[Instructions to follow] Among these records, tally each line with the word "gente"; the answer is that number alone.
**********
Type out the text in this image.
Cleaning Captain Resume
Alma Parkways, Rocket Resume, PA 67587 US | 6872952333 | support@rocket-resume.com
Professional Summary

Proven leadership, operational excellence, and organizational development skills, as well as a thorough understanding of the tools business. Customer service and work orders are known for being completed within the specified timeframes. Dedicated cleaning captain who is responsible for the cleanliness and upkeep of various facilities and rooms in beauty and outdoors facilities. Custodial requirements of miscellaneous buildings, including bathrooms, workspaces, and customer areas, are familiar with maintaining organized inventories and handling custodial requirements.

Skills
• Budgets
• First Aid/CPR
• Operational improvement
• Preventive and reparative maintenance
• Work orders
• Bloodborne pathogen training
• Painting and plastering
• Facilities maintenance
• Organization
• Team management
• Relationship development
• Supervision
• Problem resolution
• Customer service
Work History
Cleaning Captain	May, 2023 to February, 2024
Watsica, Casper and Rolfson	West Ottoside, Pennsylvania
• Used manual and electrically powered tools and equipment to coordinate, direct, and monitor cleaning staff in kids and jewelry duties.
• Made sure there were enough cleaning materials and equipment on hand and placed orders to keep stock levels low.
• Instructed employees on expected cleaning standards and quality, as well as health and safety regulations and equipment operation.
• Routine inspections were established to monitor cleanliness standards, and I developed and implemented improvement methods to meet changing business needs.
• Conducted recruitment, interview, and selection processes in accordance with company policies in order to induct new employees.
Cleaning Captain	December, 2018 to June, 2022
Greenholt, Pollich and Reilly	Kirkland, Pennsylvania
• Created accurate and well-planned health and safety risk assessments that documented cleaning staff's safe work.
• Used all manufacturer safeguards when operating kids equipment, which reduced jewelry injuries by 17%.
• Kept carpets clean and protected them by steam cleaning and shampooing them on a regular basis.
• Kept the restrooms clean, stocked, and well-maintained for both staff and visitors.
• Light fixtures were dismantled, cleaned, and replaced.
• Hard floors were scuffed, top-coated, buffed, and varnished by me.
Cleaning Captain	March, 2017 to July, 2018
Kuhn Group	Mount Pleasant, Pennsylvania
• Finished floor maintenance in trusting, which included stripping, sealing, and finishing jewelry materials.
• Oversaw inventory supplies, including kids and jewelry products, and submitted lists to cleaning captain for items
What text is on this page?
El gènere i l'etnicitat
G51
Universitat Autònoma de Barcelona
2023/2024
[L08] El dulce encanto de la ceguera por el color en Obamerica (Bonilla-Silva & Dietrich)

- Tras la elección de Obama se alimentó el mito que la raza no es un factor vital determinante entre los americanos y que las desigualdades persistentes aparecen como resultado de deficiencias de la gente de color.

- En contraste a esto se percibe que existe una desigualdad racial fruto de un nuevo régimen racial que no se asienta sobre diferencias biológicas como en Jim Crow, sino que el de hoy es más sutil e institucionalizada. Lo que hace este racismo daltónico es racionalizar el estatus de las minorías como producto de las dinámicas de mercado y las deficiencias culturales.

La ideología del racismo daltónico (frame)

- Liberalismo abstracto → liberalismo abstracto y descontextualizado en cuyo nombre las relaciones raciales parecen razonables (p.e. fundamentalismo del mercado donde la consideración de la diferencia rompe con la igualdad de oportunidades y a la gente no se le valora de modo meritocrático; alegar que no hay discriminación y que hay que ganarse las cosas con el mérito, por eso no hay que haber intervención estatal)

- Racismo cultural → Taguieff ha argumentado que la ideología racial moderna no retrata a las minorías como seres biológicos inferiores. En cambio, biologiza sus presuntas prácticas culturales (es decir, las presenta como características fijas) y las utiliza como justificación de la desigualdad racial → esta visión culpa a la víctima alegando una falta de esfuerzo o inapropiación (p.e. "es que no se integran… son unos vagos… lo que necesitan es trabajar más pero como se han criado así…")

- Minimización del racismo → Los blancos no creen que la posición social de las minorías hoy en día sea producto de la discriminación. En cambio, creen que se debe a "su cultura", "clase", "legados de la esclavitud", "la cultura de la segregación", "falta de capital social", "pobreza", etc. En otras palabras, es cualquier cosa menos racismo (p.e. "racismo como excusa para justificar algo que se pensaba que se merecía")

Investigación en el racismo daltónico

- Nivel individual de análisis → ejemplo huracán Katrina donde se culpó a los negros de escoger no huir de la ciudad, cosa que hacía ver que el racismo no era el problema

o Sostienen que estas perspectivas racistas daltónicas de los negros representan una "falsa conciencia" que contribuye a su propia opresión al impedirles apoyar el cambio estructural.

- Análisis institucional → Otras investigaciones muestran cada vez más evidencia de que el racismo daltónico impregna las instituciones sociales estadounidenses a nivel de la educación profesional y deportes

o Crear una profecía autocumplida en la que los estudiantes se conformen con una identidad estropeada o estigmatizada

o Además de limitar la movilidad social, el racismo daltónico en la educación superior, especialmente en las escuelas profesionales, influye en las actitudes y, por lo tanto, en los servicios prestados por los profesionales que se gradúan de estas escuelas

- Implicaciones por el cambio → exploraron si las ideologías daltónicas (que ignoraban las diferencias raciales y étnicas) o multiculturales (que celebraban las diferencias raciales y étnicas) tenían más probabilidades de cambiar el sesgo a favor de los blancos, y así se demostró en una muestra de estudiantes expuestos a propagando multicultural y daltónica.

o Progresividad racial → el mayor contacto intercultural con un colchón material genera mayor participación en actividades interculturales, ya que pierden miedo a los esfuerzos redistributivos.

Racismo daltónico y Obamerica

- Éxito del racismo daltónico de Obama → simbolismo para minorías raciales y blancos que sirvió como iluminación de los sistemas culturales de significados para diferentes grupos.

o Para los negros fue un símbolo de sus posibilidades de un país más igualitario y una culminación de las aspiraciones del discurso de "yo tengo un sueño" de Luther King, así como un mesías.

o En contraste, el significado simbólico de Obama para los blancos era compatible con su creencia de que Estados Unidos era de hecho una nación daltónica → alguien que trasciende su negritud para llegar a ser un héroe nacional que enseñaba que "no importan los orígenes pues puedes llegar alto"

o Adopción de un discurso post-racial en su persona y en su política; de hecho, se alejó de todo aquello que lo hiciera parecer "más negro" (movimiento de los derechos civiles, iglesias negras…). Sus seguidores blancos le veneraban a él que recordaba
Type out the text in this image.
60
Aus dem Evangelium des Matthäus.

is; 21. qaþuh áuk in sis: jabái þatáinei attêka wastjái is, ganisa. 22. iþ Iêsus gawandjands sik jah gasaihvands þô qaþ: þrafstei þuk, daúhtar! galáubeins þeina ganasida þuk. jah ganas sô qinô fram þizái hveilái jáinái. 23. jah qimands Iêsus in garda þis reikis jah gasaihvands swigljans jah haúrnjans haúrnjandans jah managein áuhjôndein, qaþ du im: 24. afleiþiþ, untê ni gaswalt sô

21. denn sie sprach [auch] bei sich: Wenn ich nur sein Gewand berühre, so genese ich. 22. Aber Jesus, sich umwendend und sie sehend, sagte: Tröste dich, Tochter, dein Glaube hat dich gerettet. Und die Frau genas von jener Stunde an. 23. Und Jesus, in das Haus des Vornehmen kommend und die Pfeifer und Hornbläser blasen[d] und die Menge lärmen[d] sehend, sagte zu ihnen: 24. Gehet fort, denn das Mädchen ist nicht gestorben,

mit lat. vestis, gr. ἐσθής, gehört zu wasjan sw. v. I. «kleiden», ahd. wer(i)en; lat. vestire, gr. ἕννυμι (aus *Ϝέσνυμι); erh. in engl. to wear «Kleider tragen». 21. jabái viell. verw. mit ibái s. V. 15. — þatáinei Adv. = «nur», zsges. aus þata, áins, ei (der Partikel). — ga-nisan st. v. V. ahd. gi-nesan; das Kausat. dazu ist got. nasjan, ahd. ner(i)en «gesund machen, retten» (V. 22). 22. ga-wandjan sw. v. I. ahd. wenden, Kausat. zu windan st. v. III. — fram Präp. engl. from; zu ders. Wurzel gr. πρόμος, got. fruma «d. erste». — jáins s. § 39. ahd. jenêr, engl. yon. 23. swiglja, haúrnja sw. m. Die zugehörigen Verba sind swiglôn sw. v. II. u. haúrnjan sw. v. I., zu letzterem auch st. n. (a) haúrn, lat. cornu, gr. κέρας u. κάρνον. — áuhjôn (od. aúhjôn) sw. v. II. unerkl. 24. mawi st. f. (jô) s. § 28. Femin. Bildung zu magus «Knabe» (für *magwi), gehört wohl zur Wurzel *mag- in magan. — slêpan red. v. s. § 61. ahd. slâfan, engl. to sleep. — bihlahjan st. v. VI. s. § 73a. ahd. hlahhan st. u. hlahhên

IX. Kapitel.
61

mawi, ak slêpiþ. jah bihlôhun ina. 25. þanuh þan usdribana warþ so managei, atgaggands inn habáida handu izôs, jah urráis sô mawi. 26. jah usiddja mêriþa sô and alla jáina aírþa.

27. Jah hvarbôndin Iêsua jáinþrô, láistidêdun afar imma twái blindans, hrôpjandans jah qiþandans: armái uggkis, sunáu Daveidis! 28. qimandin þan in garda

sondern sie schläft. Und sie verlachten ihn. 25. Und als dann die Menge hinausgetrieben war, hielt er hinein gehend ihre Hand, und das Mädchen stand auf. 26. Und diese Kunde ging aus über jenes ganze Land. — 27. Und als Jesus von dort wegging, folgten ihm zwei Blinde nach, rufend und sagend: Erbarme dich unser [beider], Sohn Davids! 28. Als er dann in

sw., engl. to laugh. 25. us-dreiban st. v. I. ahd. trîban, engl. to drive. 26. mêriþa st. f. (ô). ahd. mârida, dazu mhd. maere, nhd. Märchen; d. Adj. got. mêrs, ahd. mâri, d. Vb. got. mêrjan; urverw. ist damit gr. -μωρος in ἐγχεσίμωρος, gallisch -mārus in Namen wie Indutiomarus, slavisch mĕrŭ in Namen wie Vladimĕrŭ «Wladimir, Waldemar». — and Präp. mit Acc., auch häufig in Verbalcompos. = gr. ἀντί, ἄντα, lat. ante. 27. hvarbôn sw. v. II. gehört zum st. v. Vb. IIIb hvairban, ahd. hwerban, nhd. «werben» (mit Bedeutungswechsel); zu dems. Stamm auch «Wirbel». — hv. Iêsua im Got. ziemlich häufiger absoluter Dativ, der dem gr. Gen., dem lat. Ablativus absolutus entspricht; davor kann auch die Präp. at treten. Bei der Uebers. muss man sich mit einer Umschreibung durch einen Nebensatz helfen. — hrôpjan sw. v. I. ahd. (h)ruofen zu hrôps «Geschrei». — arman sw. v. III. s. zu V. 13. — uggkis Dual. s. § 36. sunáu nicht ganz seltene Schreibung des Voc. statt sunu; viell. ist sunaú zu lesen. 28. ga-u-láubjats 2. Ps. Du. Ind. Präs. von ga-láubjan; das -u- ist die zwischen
**********
[Answer section] 2